Exercise prompt
For the listing below, give the count of lines containing "date", and no other text.

-------- Data for processing --------

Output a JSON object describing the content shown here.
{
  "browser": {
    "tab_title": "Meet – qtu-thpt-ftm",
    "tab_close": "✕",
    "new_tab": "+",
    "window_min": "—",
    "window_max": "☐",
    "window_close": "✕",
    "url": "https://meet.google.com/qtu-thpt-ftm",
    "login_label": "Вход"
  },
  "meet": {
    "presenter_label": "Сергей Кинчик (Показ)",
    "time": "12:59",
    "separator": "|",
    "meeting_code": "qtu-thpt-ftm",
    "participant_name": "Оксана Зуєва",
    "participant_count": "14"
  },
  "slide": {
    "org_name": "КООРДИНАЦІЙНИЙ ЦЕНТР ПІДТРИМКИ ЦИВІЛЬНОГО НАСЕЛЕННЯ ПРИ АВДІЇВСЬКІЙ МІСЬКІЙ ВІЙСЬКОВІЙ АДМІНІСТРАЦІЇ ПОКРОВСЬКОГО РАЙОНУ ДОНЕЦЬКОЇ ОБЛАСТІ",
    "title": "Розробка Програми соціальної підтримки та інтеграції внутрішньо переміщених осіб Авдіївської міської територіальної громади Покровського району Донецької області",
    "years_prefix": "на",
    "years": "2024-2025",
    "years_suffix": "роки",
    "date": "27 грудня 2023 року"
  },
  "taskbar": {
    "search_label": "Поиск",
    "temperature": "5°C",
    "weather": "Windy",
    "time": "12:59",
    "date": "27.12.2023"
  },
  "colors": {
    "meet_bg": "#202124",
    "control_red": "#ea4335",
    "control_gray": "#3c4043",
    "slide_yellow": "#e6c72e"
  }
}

--------

Exercise result
2